### What to do
Output all the data exactly. Pictures do not belong in the copy.

### Source material
___

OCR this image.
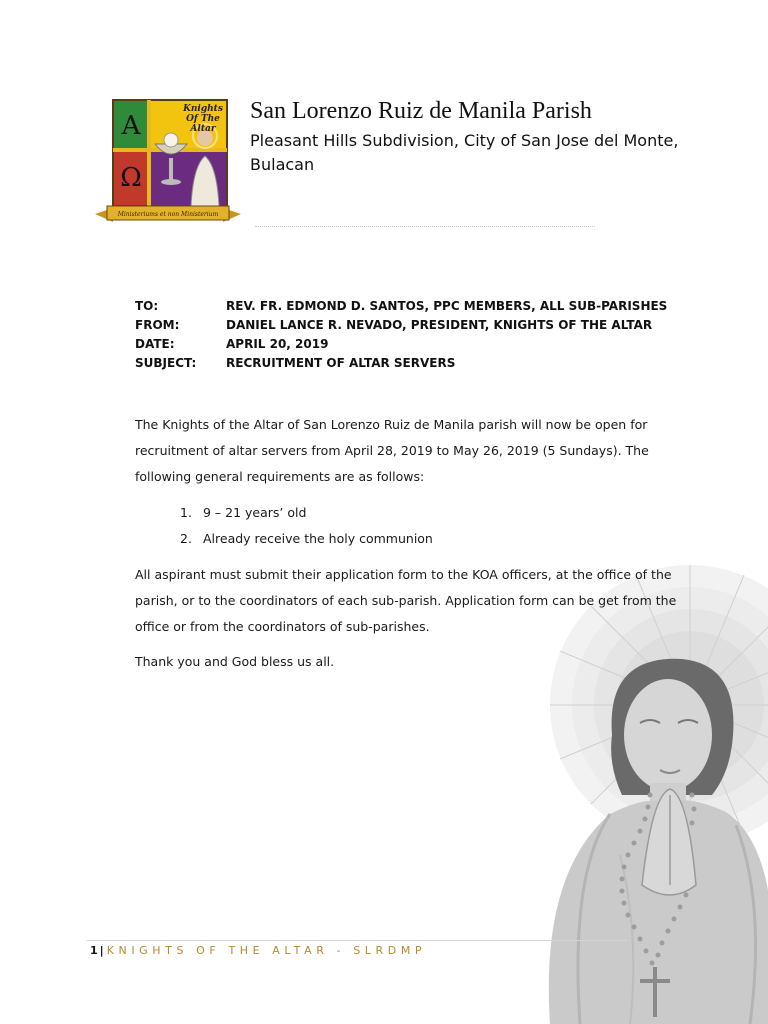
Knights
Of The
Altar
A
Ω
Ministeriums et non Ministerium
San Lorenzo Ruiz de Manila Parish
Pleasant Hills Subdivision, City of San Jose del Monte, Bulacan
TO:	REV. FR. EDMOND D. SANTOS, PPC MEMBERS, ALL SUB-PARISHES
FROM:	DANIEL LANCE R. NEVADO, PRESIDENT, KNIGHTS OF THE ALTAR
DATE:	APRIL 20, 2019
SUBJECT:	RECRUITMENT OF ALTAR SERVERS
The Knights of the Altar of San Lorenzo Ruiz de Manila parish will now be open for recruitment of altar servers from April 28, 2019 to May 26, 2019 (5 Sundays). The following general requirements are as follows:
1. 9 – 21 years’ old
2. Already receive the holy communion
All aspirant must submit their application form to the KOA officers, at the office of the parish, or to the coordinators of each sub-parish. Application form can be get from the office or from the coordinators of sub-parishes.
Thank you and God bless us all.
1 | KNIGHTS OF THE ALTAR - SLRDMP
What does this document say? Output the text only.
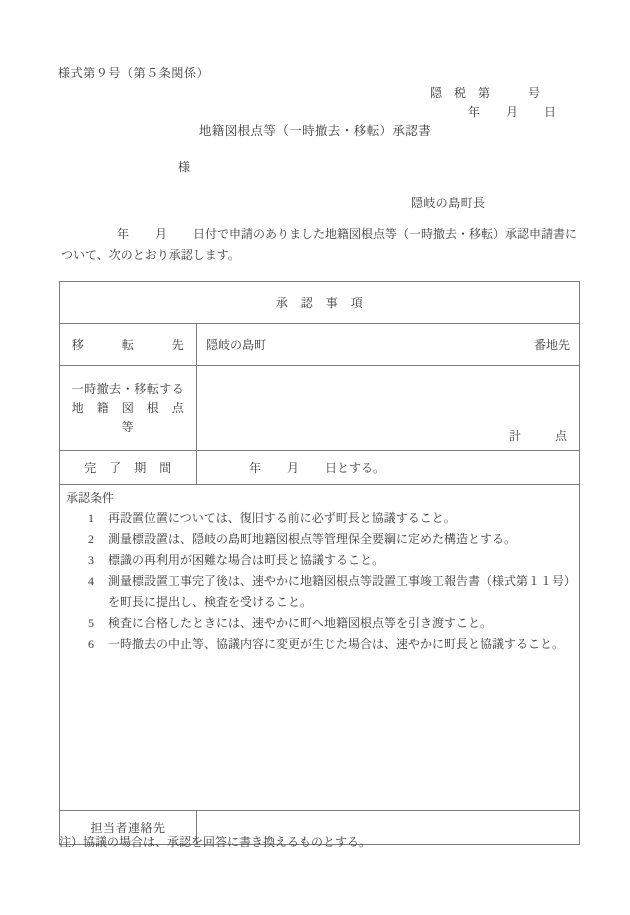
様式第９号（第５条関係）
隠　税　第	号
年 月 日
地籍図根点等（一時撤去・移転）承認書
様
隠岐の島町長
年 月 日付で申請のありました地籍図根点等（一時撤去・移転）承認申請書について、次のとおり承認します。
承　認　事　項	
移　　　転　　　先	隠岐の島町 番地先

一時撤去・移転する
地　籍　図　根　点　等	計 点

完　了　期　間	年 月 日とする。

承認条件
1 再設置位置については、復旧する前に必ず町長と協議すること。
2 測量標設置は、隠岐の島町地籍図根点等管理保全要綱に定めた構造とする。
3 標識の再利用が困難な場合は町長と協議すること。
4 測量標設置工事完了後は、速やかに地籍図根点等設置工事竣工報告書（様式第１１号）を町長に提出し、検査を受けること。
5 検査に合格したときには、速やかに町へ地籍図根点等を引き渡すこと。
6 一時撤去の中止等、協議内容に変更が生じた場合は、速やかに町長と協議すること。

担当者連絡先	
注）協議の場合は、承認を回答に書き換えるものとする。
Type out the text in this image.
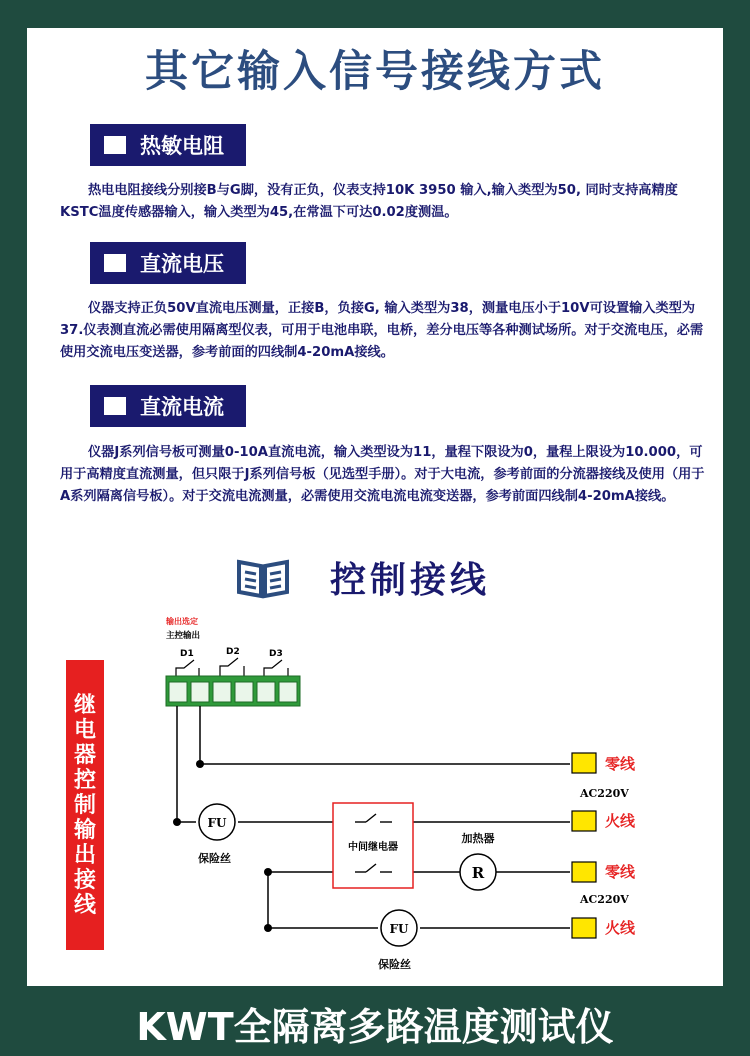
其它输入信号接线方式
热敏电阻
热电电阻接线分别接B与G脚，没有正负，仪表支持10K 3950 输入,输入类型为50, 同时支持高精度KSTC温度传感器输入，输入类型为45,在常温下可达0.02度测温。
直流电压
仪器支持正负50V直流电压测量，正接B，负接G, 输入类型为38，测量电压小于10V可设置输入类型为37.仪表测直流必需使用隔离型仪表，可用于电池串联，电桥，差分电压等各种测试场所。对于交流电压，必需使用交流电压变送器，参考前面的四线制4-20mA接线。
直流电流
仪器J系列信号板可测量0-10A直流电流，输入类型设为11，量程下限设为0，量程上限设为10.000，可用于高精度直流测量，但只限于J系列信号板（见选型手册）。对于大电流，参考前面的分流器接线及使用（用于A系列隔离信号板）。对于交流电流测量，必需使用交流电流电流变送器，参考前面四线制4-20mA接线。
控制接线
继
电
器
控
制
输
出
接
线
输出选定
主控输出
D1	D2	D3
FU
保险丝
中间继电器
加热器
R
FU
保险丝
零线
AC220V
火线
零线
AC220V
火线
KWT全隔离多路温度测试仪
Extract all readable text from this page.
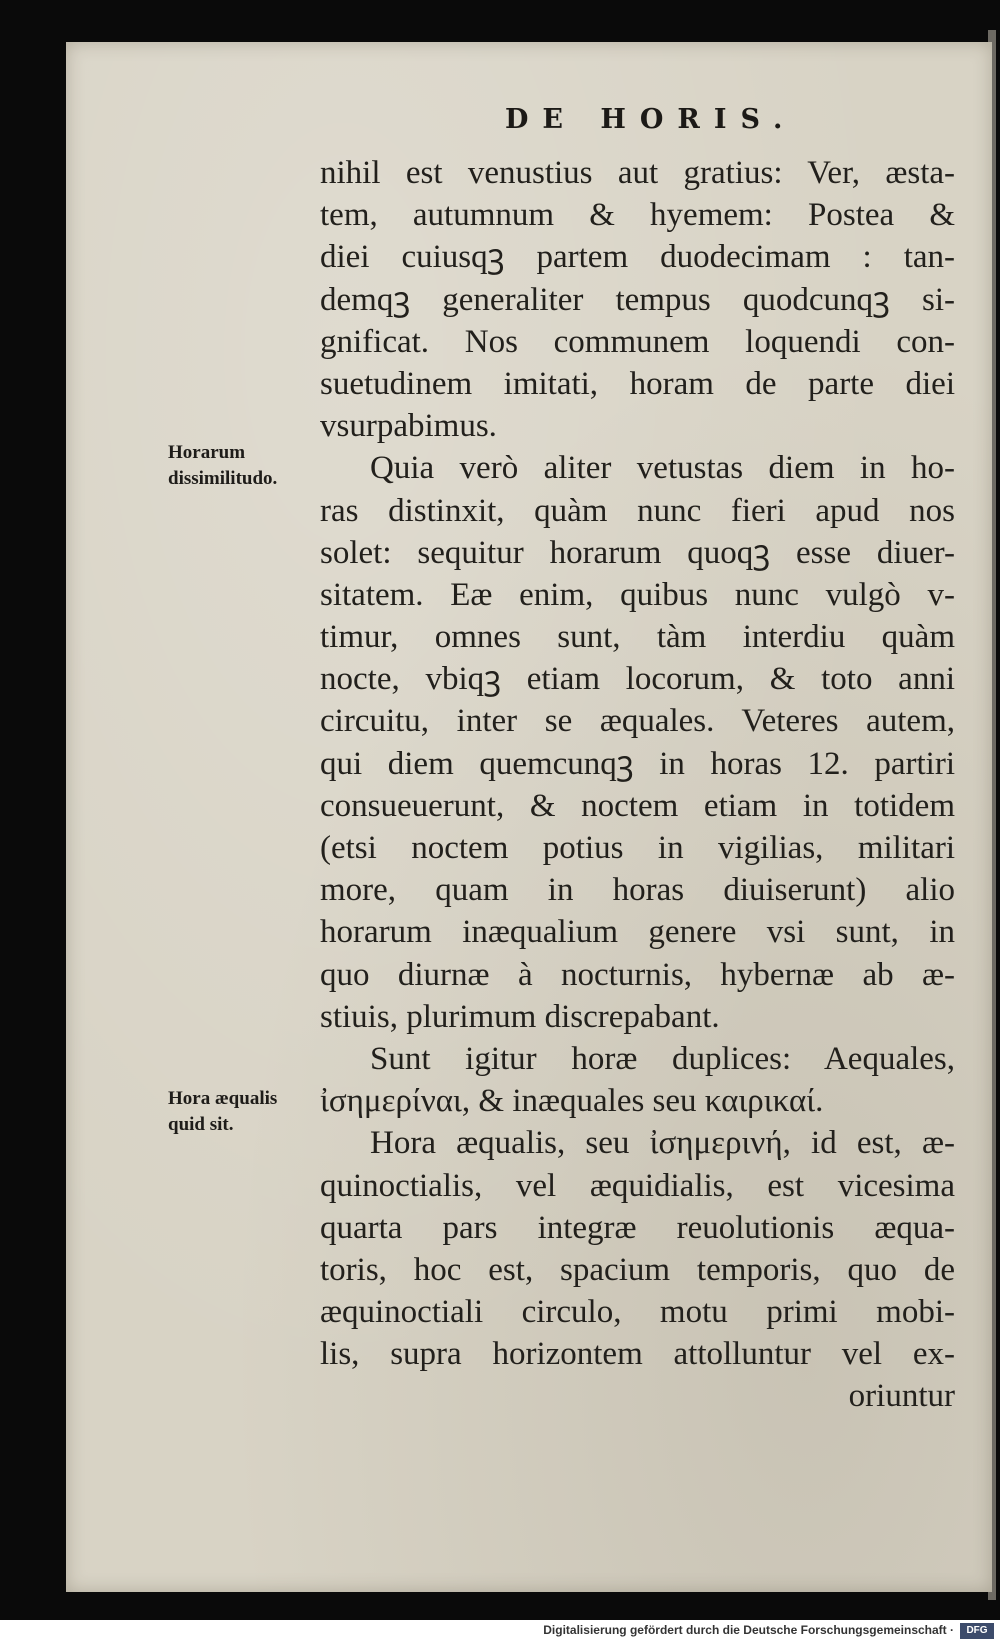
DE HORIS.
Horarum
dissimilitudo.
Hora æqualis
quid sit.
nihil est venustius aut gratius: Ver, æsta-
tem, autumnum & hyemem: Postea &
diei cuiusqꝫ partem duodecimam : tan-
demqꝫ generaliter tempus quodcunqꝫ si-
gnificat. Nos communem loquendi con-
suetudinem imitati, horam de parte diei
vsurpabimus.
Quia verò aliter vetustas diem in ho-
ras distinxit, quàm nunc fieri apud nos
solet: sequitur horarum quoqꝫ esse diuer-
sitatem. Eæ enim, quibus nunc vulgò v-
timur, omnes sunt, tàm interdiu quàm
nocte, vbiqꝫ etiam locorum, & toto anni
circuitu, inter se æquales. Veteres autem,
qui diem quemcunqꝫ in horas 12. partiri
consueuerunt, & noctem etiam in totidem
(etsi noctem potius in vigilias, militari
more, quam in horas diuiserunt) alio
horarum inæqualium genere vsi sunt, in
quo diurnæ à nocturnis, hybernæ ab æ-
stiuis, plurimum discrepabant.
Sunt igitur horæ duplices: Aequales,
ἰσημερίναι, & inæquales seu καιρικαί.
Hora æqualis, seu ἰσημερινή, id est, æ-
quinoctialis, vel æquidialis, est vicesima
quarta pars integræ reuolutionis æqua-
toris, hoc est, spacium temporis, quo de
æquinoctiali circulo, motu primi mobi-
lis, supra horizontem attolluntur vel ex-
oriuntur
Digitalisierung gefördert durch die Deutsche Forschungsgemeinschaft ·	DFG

___

### Solution below
OCR this image.
Knights
Of The
Altar
A
Ω
Ministeriums et non Ministerium
San Lorenzo Ruiz de Manila Parish
Pleasant Hills Subdivision, City of San Jose del Monte, Bulacan
TO:	REV. FR. EDMOND D. SANTOS, PPC MEMBERS, ALL SUB-PARISHES
FROM:	DANIEL LANCE R. NEVADO, PRESIDENT, KNIGHTS OF THE ALTAR
DATE:	APRIL 20, 2019
SUBJECT:	RECRUITMENT OF ALTAR SERVERS
The Knights of the Altar of San Lorenzo Ruiz de Manila parish will now be open for recruitment of altar servers from April 28, 2019 to May 26, 2019 (5 Sundays). The following general requirements are as follows:
1. 9 – 21 years’ old
2. Already receive the holy communion
All aspirant must submit their application form to the KOA officers, at the office of the parish, or to the coordinators of each sub-parish. Application form can be get from the office or from the coordinators of sub-parishes.
Thank you and God bless us all.
1 | KNIGHTS OF THE ALTAR - SLRDMP
What does this document say? Output the text only.
様式第９号（第５条関係）
隠　税　第	号
年 月 日
地籍図根点等（一時撤去・移転）承認書
様
隠岐の島町長
年 月 日付で申請のありました地籍図根点等（一時撤去・移転）承認申請書について、次のとおり承認します。
承　認　事　項	
移　　　転　　　先	隠岐の島町 番地先

一時撤去・移転する
地　籍　図　根　点　等	計 点

完　了　期　間	年 月 日とする。

承認条件
1 再設置位置については、復旧する前に必ず町長と協議すること。
2 測量標設置は、隠岐の島町地籍図根点等管理保全要綱に定めた構造とする。
3 標識の再利用が困難な場合は町長と協議すること。
4 測量標設置工事完了後は、速やかに地籍図根点等設置工事竣工報告書（様式第１１号）を町長に提出し、検査を受けること。
5 検査に合格したときには、速やかに町へ地籍図根点等を引き渡すこと。
6 一時撤去の中止等、協議内容に変更が生じた場合は、速やかに町長と協議すること。

担当者連絡先	
注）協議の場合は、承認を回答に書き換えるものとする。
Type out the text in this image.
其它输入信号接线方式
热敏电阻
热电电阻接线分别接B与G脚，没有正负，仪表支持10K 3950 输入,输入类型为50, 同时支持高精度KSTC温度传感器输入，输入类型为45,在常温下可达0.02度测温。
直流电压
仪器支持正负50V直流电压测量，正接B，负接G, 输入类型为38，测量电压小于10V可设置输入类型为37.仪表测直流必需使用隔离型仪表，可用于电池串联，电桥，差分电压等各种测试场所。对于交流电压，必需使用交流电压变送器，参考前面的四线制4-20mA接线。
直流电流
仪器J系列信号板可测量0-10A直流电流，输入类型设为11，量程下限设为0，量程上限设为10.000，可用于高精度直流测量，但只限于J系列信号板（见选型手册）。对于大电流，参考前面的分流器接线及使用（用于A系列隔离信号板）。对于交流电流测量，必需使用交流电流电流变送器，参考前面四线制4-20mA接线。
控制接线
继
电
器
控
制
输
出
接
线
输出选定
主控输出
D1	D2	D3
FU
保险丝
中间继电器
加热器
R
FU
保险丝
零线
AC220V
火线
零线
AC220V
火线
KWT全隔离多路温度测试仪
Extract all readable text from this page.
DE HORIS.
Horarum
dissimilitudo.
Hora æqualis
quid sit.
nihil est venustius aut gratius: Ver, æsta-
tem, autumnum & hyemem: Postea &
diei cuiusqꝫ partem duodecimam : tan-
demqꝫ generaliter tempus quodcunqꝫ si-
gnificat. Nos communem loquendi con-
suetudinem imitati, horam de parte diei
vsurpabimus.
Quia verò aliter vetustas diem in ho-
ras distinxit, quàm nunc fieri apud nos
solet: sequitur horarum quoqꝫ esse diuer-
sitatem. Eæ enim, quibus nunc vulgò v-
timur, omnes sunt, tàm interdiu quàm
nocte, vbiqꝫ etiam locorum, & toto anni
circuitu, inter se æquales. Veteres autem,
qui diem quemcunqꝫ in horas 12. partiri
consueuerunt, & noctem etiam in totidem
(etsi noctem potius in vigilias, militari
more, quam in horas diuiserunt) alio
horarum inæqualium genere vsi sunt, in
quo diurnæ à nocturnis, hybernæ ab æ-
stiuis, plurimum discrepabant.
Sunt igitur horæ duplices: Aequales,
ἰσημερίναι, & inæquales seu καιρικαί.
Hora æqualis, seu ἰσημερινή, id est, æ-
quinoctialis, vel æquidialis, est vicesima
quarta pars integræ reuolutionis æqua-
toris, hoc est, spacium temporis, quo de
æquinoctiali circulo, motu primi mobi-
lis, supra horizontem attolluntur vel ex-
oriuntur
Digitalisierung gefördert durch die Deutsche Forschungsgemeinschaft ·	DFG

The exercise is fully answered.